## GOAL
Can you restate the records below word for word?

## Stored entries
────────

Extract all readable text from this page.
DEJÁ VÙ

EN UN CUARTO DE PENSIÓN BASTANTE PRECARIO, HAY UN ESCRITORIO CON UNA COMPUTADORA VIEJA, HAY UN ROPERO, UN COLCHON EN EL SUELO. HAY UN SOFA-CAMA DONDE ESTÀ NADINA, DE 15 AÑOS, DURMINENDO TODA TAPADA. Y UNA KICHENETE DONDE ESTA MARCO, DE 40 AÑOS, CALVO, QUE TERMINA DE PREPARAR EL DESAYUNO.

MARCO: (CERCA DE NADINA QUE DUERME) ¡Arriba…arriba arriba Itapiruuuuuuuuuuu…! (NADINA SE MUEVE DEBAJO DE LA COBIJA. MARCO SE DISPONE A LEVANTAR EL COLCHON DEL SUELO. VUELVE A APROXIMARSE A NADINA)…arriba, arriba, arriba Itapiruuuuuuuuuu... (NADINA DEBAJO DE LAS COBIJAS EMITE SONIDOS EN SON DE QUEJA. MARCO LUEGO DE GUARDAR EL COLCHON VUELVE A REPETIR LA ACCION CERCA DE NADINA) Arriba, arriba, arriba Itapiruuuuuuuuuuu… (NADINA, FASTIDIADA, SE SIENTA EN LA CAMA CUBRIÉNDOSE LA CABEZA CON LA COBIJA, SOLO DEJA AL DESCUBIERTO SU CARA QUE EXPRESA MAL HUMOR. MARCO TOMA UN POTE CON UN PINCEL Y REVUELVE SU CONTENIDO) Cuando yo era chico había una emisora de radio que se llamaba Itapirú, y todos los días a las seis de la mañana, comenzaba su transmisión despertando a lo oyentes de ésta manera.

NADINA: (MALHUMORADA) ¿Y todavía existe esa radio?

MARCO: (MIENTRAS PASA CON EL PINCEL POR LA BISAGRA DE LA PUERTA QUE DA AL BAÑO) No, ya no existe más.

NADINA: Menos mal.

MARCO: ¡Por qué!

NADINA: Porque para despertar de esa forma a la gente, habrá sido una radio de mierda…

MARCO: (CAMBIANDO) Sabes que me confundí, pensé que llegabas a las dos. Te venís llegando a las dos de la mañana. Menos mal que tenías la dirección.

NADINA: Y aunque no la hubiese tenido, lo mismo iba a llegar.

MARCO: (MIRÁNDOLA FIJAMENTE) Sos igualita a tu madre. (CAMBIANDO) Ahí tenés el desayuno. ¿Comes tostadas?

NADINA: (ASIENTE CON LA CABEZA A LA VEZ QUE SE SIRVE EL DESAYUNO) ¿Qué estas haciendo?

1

────────

## OUTPUT FOR THIS EXERCISE
Extract all readable text from this page.
DEJÁ VÙ

EN UN CUARTO DE PENSIÓN BASTANTE PRECARIO, HAY UN ESCRITORIO CON UNA COMPUTADORA VIEJA, HAY UN ROPERO, UN COLCHON EN EL SUELO. HAY UN SOFA-CAMA DONDE ESTÀ NADINA, DE 15 AÑOS, DURMINENDO TODA TAPADA. Y UNA KICHENETE DONDE ESTA MARCO, DE 40 AÑOS, CALVO, QUE TERMINA DE PREPARAR EL DESAYUNO.

MARCO: (CERCA DE NADINA QUE DUERME) ¡Arriba…arriba arriba Itapiruuuuuuuuuuu…! (NADINA SE MUEVE DEBAJO DE LA COBIJA. MARCO SE DISPONE A LEVANTAR EL COLCHON DEL SUELO. VUELVE A APROXIMARSE A NADINA)…arriba, arriba, arriba Itapiruuuuuuuuuu... (NADINA DEBAJO DE LAS COBIJAS EMITE SONIDOS EN SON DE QUEJA. MARCO LUEGO DE GUARDAR EL COLCHON VUELVE A REPETIR LA ACCION CERCA DE NADINA) Arriba, arriba, arriba Itapiruuuuuuuuuuu… (NADINA, FASTIDIADA, SE SIENTA EN LA CAMA CUBRIÉNDOSE LA CABEZA CON LA COBIJA, SOLO DEJA AL DESCUBIERTO SU CARA QUE EXPRESA MAL HUMOR. MARCO TOMA UN POTE CON UN PINCEL Y REVUELVE SU CONTENIDO) Cuando yo era chico había una emisora de radio que se llamaba Itapirú, y todos los días a las seis de la mañana, comenzaba su transmisión despertando a lo oyentes de ésta manera.

NADINA: (MALHUMORADA) ¿Y todavía existe esa radio?

MARCO: (MIENTRAS PASA CON EL PINCEL POR LA BISAGRA DE LA PUERTA QUE DA AL BAÑO) No, ya no existe más.

NADINA: Menos mal.

MARCO: ¡Por qué!

NADINA: Porque para despertar de esa forma a la gente, habrá sido una radio de mierda…

MARCO: (CAMBIANDO) Sabes que me confundí, pensé que llegabas a las dos. Te venís llegando a las dos de la mañana. Menos mal que tenías la dirección.

NADINA: Y aunque no la hubiese tenido, lo mismo iba a llegar.

MARCO: (MIRÁNDOLA FIJAMENTE) Sos igualita a tu madre. (CAMBIANDO) Ahí tenés el desayuno. ¿Comes tostadas?

NADINA: (ASIENTE CON LA CABEZA A LA VEZ QUE SE SIRVE EL DESAYUNO) ¿Qué estas haciendo?

1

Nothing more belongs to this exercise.